» Aim of the exercise:
Transcribe all of the material exactly.

______________________________

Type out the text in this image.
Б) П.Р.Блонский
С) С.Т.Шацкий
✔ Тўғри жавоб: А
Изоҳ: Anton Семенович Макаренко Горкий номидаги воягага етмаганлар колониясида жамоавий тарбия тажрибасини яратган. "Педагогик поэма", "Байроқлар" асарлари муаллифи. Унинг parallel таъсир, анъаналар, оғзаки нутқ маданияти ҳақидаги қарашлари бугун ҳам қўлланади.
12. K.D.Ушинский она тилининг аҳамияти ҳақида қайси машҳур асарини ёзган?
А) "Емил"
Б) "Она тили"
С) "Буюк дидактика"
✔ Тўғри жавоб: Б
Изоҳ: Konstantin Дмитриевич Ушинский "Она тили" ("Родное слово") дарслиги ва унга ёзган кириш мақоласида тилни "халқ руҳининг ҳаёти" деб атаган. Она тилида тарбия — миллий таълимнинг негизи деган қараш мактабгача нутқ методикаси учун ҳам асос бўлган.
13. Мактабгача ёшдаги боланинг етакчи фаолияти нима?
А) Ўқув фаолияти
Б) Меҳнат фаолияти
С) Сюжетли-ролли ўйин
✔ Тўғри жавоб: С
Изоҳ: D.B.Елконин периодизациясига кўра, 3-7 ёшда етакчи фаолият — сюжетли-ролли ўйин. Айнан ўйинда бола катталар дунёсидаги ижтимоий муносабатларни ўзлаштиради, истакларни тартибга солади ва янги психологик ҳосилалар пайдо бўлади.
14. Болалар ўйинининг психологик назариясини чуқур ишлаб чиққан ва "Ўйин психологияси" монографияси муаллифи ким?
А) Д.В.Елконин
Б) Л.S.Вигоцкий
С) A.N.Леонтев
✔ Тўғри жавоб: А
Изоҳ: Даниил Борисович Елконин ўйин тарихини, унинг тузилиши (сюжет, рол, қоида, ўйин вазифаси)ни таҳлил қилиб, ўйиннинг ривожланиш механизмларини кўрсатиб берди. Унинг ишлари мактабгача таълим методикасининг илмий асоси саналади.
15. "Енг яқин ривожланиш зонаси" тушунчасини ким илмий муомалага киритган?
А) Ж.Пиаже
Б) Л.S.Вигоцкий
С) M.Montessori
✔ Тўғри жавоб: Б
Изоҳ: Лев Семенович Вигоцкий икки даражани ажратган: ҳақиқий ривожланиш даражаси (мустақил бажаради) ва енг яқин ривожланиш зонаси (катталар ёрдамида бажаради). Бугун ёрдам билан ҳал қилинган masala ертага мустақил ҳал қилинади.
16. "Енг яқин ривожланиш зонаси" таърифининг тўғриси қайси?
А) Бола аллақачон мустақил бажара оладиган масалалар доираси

______________________________

» Final result:
Type out the text in this image.
Б) П.Р.Блонский
С) С.Т.Шацкий
✔ Тўғри жавоб: А
Изоҳ: Anton Семенович Макаренко Горкий номидаги воягага етмаганлар колониясида жамоавий тарбия тажрибасини яратган. "Педагогик поэма", "Байроқлар" асарлари муаллифи. Унинг parallel таъсир, анъаналар, оғзаки нутқ маданияти ҳақидаги қарашлари бугун ҳам қўлланади.
12. K.D.Ушинский она тилининг аҳамияти ҳақида қайси машҳур асарини ёзган?
А) "Емил"
Б) "Она тили"
С) "Буюк дидактика"
✔ Тўғри жавоб: Б
Изоҳ: Konstantin Дмитриевич Ушинский "Она тили" ("Родное слово") дарслиги ва унга ёзган кириш мақоласида тилни "халқ руҳининг ҳаёти" деб атаган. Она тилида тарбия — миллий таълимнинг негизи деган қараш мактабгача нутқ методикаси учун ҳам асос бўлган.
13. Мактабгача ёшдаги боланинг етакчи фаолияти нима?
А) Ўқув фаолияти
Б) Меҳнат фаолияти
С) Сюжетли-ролли ўйин
✔ Тўғри жавоб: С
Изоҳ: D.B.Елконин периодизациясига кўра, 3-7 ёшда етакчи фаолият — сюжетли-ролли ўйин. Айнан ўйинда бола катталар дунёсидаги ижтимоий муносабатларни ўзлаштиради, истакларни тартибга солади ва янги психологик ҳосилалар пайдо бўлади.
14. Болалар ўйинининг психологик назариясини чуқур ишлаб чиққан ва "Ўйин психологияси" монографияси муаллифи ким?
А) Д.В.Елконин
Б) Л.S.Вигоцкий
С) A.N.Леонтев
✔ Тўғри жавоб: А
Изоҳ: Даниил Борисович Елконин ўйин тарихини, унинг тузилиши (сюжет, рол, қоида, ўйин вазифаси)ни таҳлил қилиб, ўйиннинг ривожланиш механизмларини кўрсатиб берди. Унинг ишлари мактабгача таълим методикасининг илмий асоси саналади.
15. "Енг яқин ривожланиш зонаси" тушунчасини ким илмий муомалага киритган?
А) Ж.Пиаже
Б) Л.S.Вигоцкий
С) M.Montessori
✔ Тўғри жавоб: Б
Изоҳ: Лев Семенович Вигоцкий икки даражани ажратган: ҳақиқий ривожланиш даражаси (мустақил бажаради) ва енг яқин ривожланиш зонаси (катталар ёрдамида бажаради). Бугун ёрдам билан ҳал қилинган masala ертага мустақил ҳал қилинади.
16. "Енг яқин ривожланиш зонаси" таърифининг тўғриси қайси?
А) Бола аллақачон мустақил бажара оладиган масалалар доираси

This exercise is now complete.